Dataset entries:

- - -

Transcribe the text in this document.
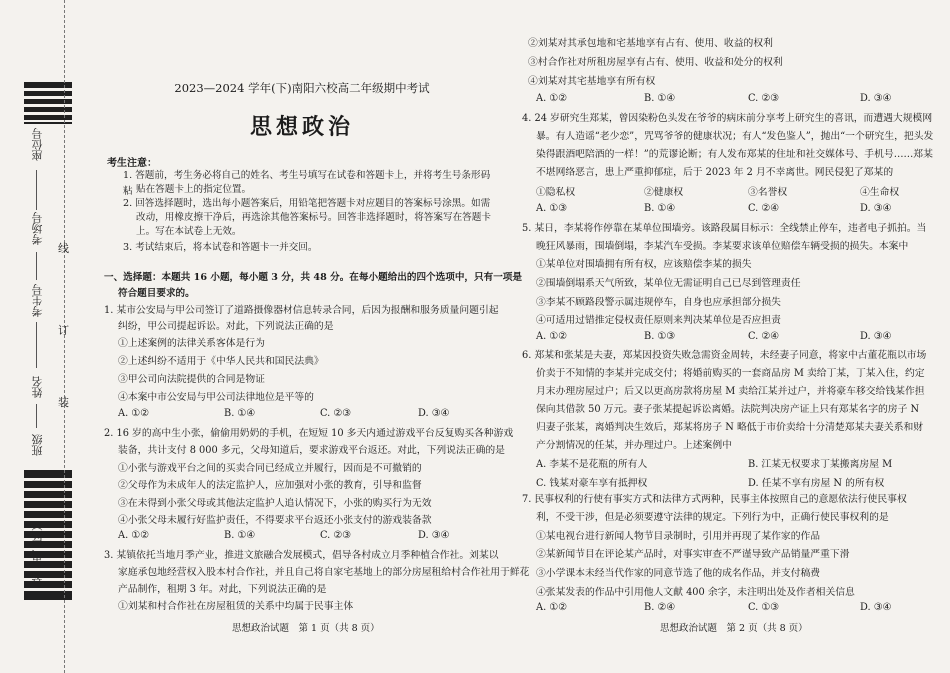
座位号
考场号
考生号
姓名
班级
县（市、区）
线
订
装
2023—2024 学年(下)南阳六校高二年级期中考试
思想政治
考生注意：
1. 答题前，考生务必将自己的姓名、考生号填写在试卷和答题卡上，并将考生号条形码粘 贴在答题卡上的指定位置。
2. 回答选择题时，选出每小题答案后，用铅笔把答题卡对应题目的答案标号涂黑。如需
改动，用橡皮擦干净后，再选涂其他答案标号。回答非选择题时，将答案写在答题卡
上。写在本试卷上无效。
3. 考试结束后，将本试卷和答题卡一并交回。
一、选择题：本题共 16 小题，每小题 3 分，共 48 分。在每小题给出的四个选项中，只有一项是
符合题目要求的。
1. 某市公安局与甲公司签订了道路摄像器材信息转录合同，后因为报酬和服务质量问题引起
纠纷，甲公司提起诉讼。对此，下列说法正确的是
①上述案例的法律关系客体是行为
②上述纠纷不适用于《中华人民共和国民法典》
③甲公司向法院提供的合同是物证
④本案中市公安局与甲公司法律地位是平等的
A. ①②	B. ①④	C. ②③	D. ③④
2. 16 岁的高中生小张，偷偷用奶奶的手机，在短短 10 多天内通过游戏平台反复购买各种游戏
装备，共计支付 8 000 多元，父母知道后，要求游戏平台返还。对此，下列说法正确的是
①小张与游戏平台之间的买卖合同已经成立并履行，因而是不可撤销的
②父母作为未成年人的法定监护人，应加强对小张的教育，引导和监督
③在未得到小张父母或其他法定监护人追认情况下，小张的购买行为无效
④小张父母未履行好监护责任，不得要求平台返还小张支付的游戏装备款
A. ①②	B. ①④	C. ②③	D. ③④
3. 某镇依托当地月季产业，推进文旅融合发展模式，倡导各村成立月季种植合作社。刘某以
家庭承包地经营权入股本村合作社，并且自己将自家宅基地上的部分房屋租给村合作社用于鲜花
产品制作，租期 3 年。对此，下列说法正确的是
①刘某和村合作社在房屋租赁的关系中均属于民事主体
思想政治试题　第 1 页（共 8 页）
②刘某对其承包地和宅基地享有占有、使用、收益的权利
③村合作社对所租房屋享有占有、使用、收益和处分的权利
④刘某对其宅基地享有所有权
A. ①②	B. ①④	C. ②③	D. ③④
4. 24 岁研究生郑某，曾因染粉色头发在爷爷的病床前分享考上研究生的喜讯，而遭遇大规模网
暴。有人造谣“老少恋”，咒骂爷爷的健康状况；有人“发色鉴人”，抛出“一个研究生，把头发
染得跟酒吧陪酒的一样！”的荒谬论断；有人发布郑某的住址和社交媒体号、手机号……郑某
不堪网络恶言，患上严重抑郁症，后于 2023 年 2 月不幸离世。网民侵犯了郑某的
①隐私权	②健康权	③名誉权	④生命权
A. ①③	B. ①④	C. ②④	D. ③④
5. 某日，李某将作停靠在某单位围墙旁。该路段属目标示：全线禁止停车，违者电子抓拍。当
晚狂风暴雨，围墙倒塌，李某汽车受损。李某要求该单位赔偿车辆受损的损失。本案中
①某单位对围墙拥有所有权，应该赔偿李某的损失
②围墙倒塌系天气所致，某单位无需证明自己已尽到管理责任
③李某不顾路段警示属违规停车，自身也应承担部分损失
④可适用过错推定侵权责任原则来判决某单位是否应担责
A. ①②	B. ①③	C. ②④	D. ③④
6. 郑某和张某是夫妻，郑某因投资失败急需资金周转，未经妻子同意，将家中古董花瓶以市场
价卖于不知情的李某并完成交付；将婚前购买的一套商品房 M 卖给丁某，丁某入住，约定
月末办理房屋过户；后又以更高房款将房屋 M 卖给江某并过户，并将豪车移交给钱某作担
保向其借款 50 万元。妻子张某提起诉讼离婚。法院判决房产证上只有郑某名字的房子 N
归妻子张某，离婚判决生效后，郑某将房子 N 略低于市价卖给十分清楚郑某夫妻关系和财
产分割情况的任某，并办理过户。上述案例中
A. 李某不是花瓶的所有人	B. 江某无权要求丁某搬离房屋 M
C. 钱某对豪车享有抵押权	D. 任某不享有房屋 N 的所有权
7. 民事权利的行使有事实方式和法律方式两种，民事主体按照自己的意愿依法行使民事权
利，不受干涉，但是必须要遵守法律的规定。下列行为中，正确行使民事权利的是
①某电视台进行新闻人物节目录制时，引用并再现了某作家的作品
②某新闻节目在评论某产品时，对事实审查不严谨导致产品销量严重下滑
③小学课本未经当代作家的同意节选了他的成名作品，并支付稿费
④张某发表的作品中引用他人文献 400 余字，未注明出处及作者相关信息
A. ①②	B. ②④	C. ①③	D. ③④
思想政治试题　第 2 页（共 8 页）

- - -

What you have to do: Exactly reproduce the entries above, minus the pictures.

Response:
Transcribe the text in this document.
座位号
考场号
考生号
姓名
班级
县（市、区）
线
订
装
2023—2024 学年(下)南阳六校高二年级期中考试
思想政治
考生注意：
1. 答题前，考生务必将自己的姓名、考生号填写在试卷和答题卡上，并将考生号条形码粘 贴在答题卡上的指定位置。
2. 回答选择题时，选出每小题答案后，用铅笔把答题卡对应题目的答案标号涂黑。如需
改动，用橡皮擦干净后，再选涂其他答案标号。回答非选择题时，将答案写在答题卡
上。写在本试卷上无效。
3. 考试结束后，将本试卷和答题卡一并交回。
一、选择题：本题共 16 小题，每小题 3 分，共 48 分。在每小题给出的四个选项中，只有一项是
符合题目要求的。
1. 某市公安局与甲公司签订了道路摄像器材信息转录合同，后因为报酬和服务质量问题引起
纠纷，甲公司提起诉讼。对此，下列说法正确的是
①上述案例的法律关系客体是行为
②上述纠纷不适用于《中华人民共和国民法典》
③甲公司向法院提供的合同是物证
④本案中市公安局与甲公司法律地位是平等的
A. ①②	B. ①④	C. ②③	D. ③④
2. 16 岁的高中生小张，偷偷用奶奶的手机，在短短 10 多天内通过游戏平台反复购买各种游戏
装备，共计支付 8 000 多元，父母知道后，要求游戏平台返还。对此，下列说法正确的是
①小张与游戏平台之间的买卖合同已经成立并履行，因而是不可撤销的
②父母作为未成年人的法定监护人，应加强对小张的教育，引导和监督
③在未得到小张父母或其他法定监护人追认情况下，小张的购买行为无效
④小张父母未履行好监护责任，不得要求平台返还小张支付的游戏装备款
A. ①②	B. ①④	C. ②③	D. ③④
3. 某镇依托当地月季产业，推进文旅融合发展模式，倡导各村成立月季种植合作社。刘某以
家庭承包地经营权入股本村合作社，并且自己将自家宅基地上的部分房屋租给村合作社用于鲜花
产品制作，租期 3 年。对此，下列说法正确的是
①刘某和村合作社在房屋租赁的关系中均属于民事主体
思想政治试题　第 1 页（共 8 页）
②刘某对其承包地和宅基地享有占有、使用、收益的权利
③村合作社对所租房屋享有占有、使用、收益和处分的权利
④刘某对其宅基地享有所有权
A. ①②	B. ①④	C. ②③	D. ③④
4. 24 岁研究生郑某，曾因染粉色头发在爷爷的病床前分享考上研究生的喜讯，而遭遇大规模网
暴。有人造谣“老少恋”，咒骂爷爷的健康状况；有人“发色鉴人”，抛出“一个研究生，把头发
染得跟酒吧陪酒的一样！”的荒谬论断；有人发布郑某的住址和社交媒体号、手机号……郑某
不堪网络恶言，患上严重抑郁症，后于 2023 年 2 月不幸离世。网民侵犯了郑某的
①隐私权	②健康权	③名誉权	④生命权
A. ①③	B. ①④	C. ②④	D. ③④
5. 某日，李某将作停靠在某单位围墙旁。该路段属目标示：全线禁止停车，违者电子抓拍。当
晚狂风暴雨，围墙倒塌，李某汽车受损。李某要求该单位赔偿车辆受损的损失。本案中
①某单位对围墙拥有所有权，应该赔偿李某的损失
②围墙倒塌系天气所致，某单位无需证明自己已尽到管理责任
③李某不顾路段警示属违规停车，自身也应承担部分损失
④可适用过错推定侵权责任原则来判决某单位是否应担责
A. ①②	B. ①③	C. ②④	D. ③④
6. 郑某和张某是夫妻，郑某因投资失败急需资金周转，未经妻子同意，将家中古董花瓶以市场
价卖于不知情的李某并完成交付；将婚前购买的一套商品房 M 卖给丁某，丁某入住，约定
月末办理房屋过户；后又以更高房款将房屋 M 卖给江某并过户，并将豪车移交给钱某作担
保向其借款 50 万元。妻子张某提起诉讼离婚。法院判决房产证上只有郑某名字的房子 N
归妻子张某，离婚判决生效后，郑某将房子 N 略低于市价卖给十分清楚郑某夫妻关系和财
产分割情况的任某，并办理过户。上述案例中
A. 李某不是花瓶的所有人	B. 江某无权要求丁某搬离房屋 M
C. 钱某对豪车享有抵押权	D. 任某不享有房屋 N 的所有权
7. 民事权利的行使有事实方式和法律方式两种，民事主体按照自己的意愿依法行使民事权
利，不受干涉，但是必须要遵守法律的规定。下列行为中，正确行使民事权利的是
①某电视台进行新闻人物节目录制时，引用并再现了某作家的作品
②某新闻节目在评论某产品时，对事实审查不严谨导致产品销量严重下滑
③小学课本未经当代作家的同意节选了他的成名作品，并支付稿费
④张某发表的作品中引用他人文献 400 余字，未注明出处及作者相关信息
A. ①②	B. ②④	C. ①③	D. ③④
思想政治试题　第 2 页（共 8 页）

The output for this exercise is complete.